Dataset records

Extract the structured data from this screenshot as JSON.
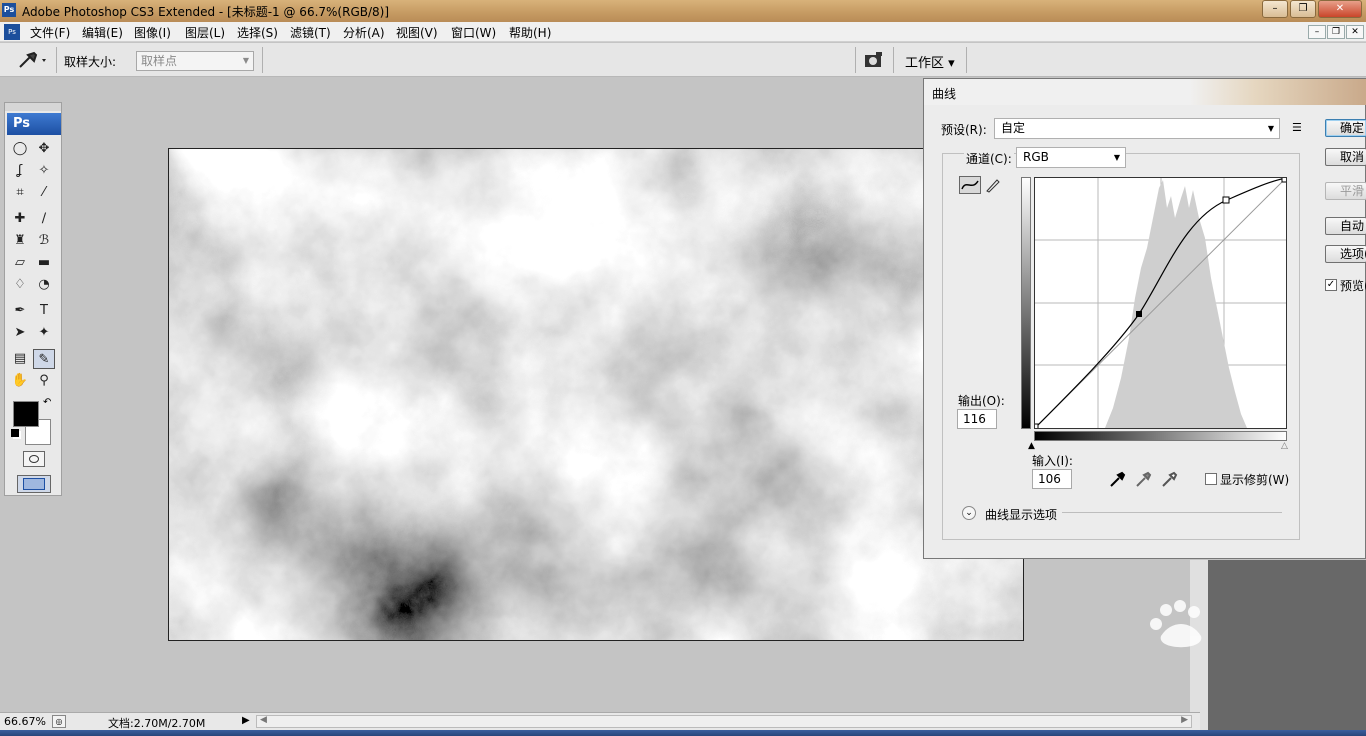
{
  "window": {
    "title": "Adobe Photoshop CS3 Extended - [未标题-1 @ 66.7%(RGB/8)]",
    "app_icon": "Ps",
    "buttons": [
      "minimize-icon",
      "restore-icon",
      "close-icon"
    ],
    "minimize": "–",
    "restore": "❐",
    "close": "✕"
  },
  "menu": {
    "items": [
      "文件(F)",
      "编辑(E)",
      "图像(I)",
      "图层(L)",
      "选择(S)",
      "滤镜(T)",
      "分析(A)",
      "视图(V)",
      "窗口(W)",
      "帮助(H)"
    ],
    "doc_min": "–",
    "doc_restore": "❐",
    "doc_close": "✕",
    "doc_icon": "Ps"
  },
  "options": {
    "sample_size_label": "取样大小:",
    "sample_size_value": "取样点",
    "workspace_label": "工作区 ▾",
    "tool_icon": "eyedropper-icon"
  },
  "toolbox": {
    "logo": "Ps"
  },
  "status": {
    "zoom": "66.67%",
    "doc_info": "文档:2.70M/2.70M"
  },
  "dialog": {
    "title": "曲线",
    "preset_label": "预设(R):",
    "preset_value": "自定",
    "channel_label": "通道(C):",
    "channel_value": "RGB",
    "output_label": "输出(O):",
    "output_value": "116",
    "input_label": "输入(I):",
    "input_value": "106",
    "show_clipping_label": "显示修剪(W)",
    "show_clipping_checked": false,
    "curve_options_label": "曲线显示选项",
    "buttons": {
      "ok": "确定",
      "cancel": "取消",
      "smooth": "平滑",
      "auto": "自动",
      "options": "选项(T)..."
    },
    "preview_label": "预览(P)",
    "preview_checked": true
  },
  "colors": {
    "accent": "#1d4fa3",
    "dialog_bg": "#ececec",
    "canvas_bg": "#c4c4c4"
  }
}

→ **Problem description**: Images in the data above are to be skipped. Retype all other material exactly.

→ **Worked solution**:
Extract the structured data from this screenshot as JSON.
{
  "window": {
    "title": "Adobe Photoshop CS3 Extended - [未标题-1 @ 66.7%(RGB/8)]",
    "app_icon": "Ps",
    "buttons": [
      "minimize-icon",
      "restore-icon",
      "close-icon"
    ],
    "minimize": "–",
    "restore": "❐",
    "close": "✕"
  },
  "menu": {
    "items": [
      "文件(F)",
      "编辑(E)",
      "图像(I)",
      "图层(L)",
      "选择(S)",
      "滤镜(T)",
      "分析(A)",
      "视图(V)",
      "窗口(W)",
      "帮助(H)"
    ],
    "doc_min": "–",
    "doc_restore": "❐",
    "doc_close": "✕",
    "doc_icon": "Ps"
  },
  "options": {
    "sample_size_label": "取样大小:",
    "sample_size_value": "取样点",
    "workspace_label": "工作区 ▾",
    "tool_icon": "eyedropper-icon"
  },
  "toolbox": {
    "logo": "Ps"
  },
  "status": {
    "zoom": "66.67%",
    "doc_info": "文档:2.70M/2.70M"
  },
  "dialog": {
    "title": "曲线",
    "preset_label": "预设(R):",
    "preset_value": "自定",
    "channel_label": "通道(C):",
    "channel_value": "RGB",
    "output_label": "输出(O):",
    "output_value": "116",
    "input_label": "输入(I):",
    "input_value": "106",
    "show_clipping_label": "显示修剪(W)",
    "show_clipping_checked": false,
    "curve_options_label": "曲线显示选项",
    "buttons": {
      "ok": "确定",
      "cancel": "取消",
      "smooth": "平滑",
      "auto": "自动",
      "options": "选项(T)..."
    },
    "preview_label": "预览(P)",
    "preview_checked": true
  },
  "colors": {
    "accent": "#1d4fa3",
    "dialog_bg": "#ececec",
    "canvas_bg": "#c4c4c4"
  }
}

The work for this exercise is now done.